• [Problem] Transcribe every line of the listing below without any deviation.

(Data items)
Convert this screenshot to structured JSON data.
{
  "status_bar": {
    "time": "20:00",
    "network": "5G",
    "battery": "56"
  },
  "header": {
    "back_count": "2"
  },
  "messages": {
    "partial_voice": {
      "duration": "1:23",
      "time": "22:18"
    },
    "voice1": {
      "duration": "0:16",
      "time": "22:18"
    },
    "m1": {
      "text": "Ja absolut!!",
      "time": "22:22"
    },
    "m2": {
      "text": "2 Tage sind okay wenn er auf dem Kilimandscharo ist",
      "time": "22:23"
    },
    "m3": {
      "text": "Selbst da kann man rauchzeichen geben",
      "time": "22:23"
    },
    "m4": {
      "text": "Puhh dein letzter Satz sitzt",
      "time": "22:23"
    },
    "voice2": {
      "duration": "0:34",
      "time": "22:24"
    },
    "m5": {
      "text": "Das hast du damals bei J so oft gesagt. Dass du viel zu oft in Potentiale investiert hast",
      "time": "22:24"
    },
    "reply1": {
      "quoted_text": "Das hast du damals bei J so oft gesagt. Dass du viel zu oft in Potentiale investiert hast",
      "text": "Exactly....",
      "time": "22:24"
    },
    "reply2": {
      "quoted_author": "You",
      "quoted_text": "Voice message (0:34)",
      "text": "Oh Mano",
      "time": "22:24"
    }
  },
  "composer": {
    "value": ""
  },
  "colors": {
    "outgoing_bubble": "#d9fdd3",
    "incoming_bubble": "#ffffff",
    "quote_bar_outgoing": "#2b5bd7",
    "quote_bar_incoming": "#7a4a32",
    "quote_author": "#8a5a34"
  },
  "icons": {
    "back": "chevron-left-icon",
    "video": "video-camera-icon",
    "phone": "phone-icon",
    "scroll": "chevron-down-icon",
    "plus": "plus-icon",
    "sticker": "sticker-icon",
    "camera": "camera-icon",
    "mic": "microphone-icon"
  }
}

• [Solution to the exercise]
Convert this screenshot to structured JSON data.
{
  "status_bar": {
    "time": "20:00",
    "network": "5G",
    "battery": "56"
  },
  "header": {
    "back_count": "2"
  },
  "messages": {
    "partial_voice": {
      "duration": "1:23",
      "time": "22:18"
    },
    "voice1": {
      "duration": "0:16",
      "time": "22:18"
    },
    "m1": {
      "text": "Ja absolut!!",
      "time": "22:22"
    },
    "m2": {
      "text": "2 Tage sind okay wenn er auf dem Kilimandscharo ist",
      "time": "22:23"
    },
    "m3": {
      "text": "Selbst da kann man rauchzeichen geben",
      "time": "22:23"
    },
    "m4": {
      "text": "Puhh dein letzter Satz sitzt",
      "time": "22:23"
    },
    "voice2": {
      "duration": "0:34",
      "time": "22:24"
    },
    "m5": {
      "text": "Das hast du damals bei J so oft gesagt. Dass du viel zu oft in Potentiale investiert hast",
      "time": "22:24"
    },
    "reply1": {
      "quoted_text": "Das hast du damals bei J so oft gesagt. Dass du viel zu oft in Potentiale investiert hast",
      "text": "Exactly....",
      "time": "22:24"
    },
    "reply2": {
      "quoted_author": "You",
      "quoted_text": "Voice message (0:34)",
      "text": "Oh Mano",
      "time": "22:24"
    }
  },
  "composer": {
    "value": ""
  },
  "colors": {
    "outgoing_bubble": "#d9fdd3",
    "incoming_bubble": "#ffffff",
    "quote_bar_outgoing": "#2b5bd7",
    "quote_bar_incoming": "#7a4a32",
    "quote_author": "#8a5a34"
  },
  "icons": {
    "back": "chevron-left-icon",
    "video": "video-camera-icon",
    "phone": "phone-icon",
    "scroll": "chevron-down-icon",
    "plus": "plus-icon",
    "sticker": "sticker-icon",
    "camera": "camera-icon",
    "mic": "microphone-icon"
  }
}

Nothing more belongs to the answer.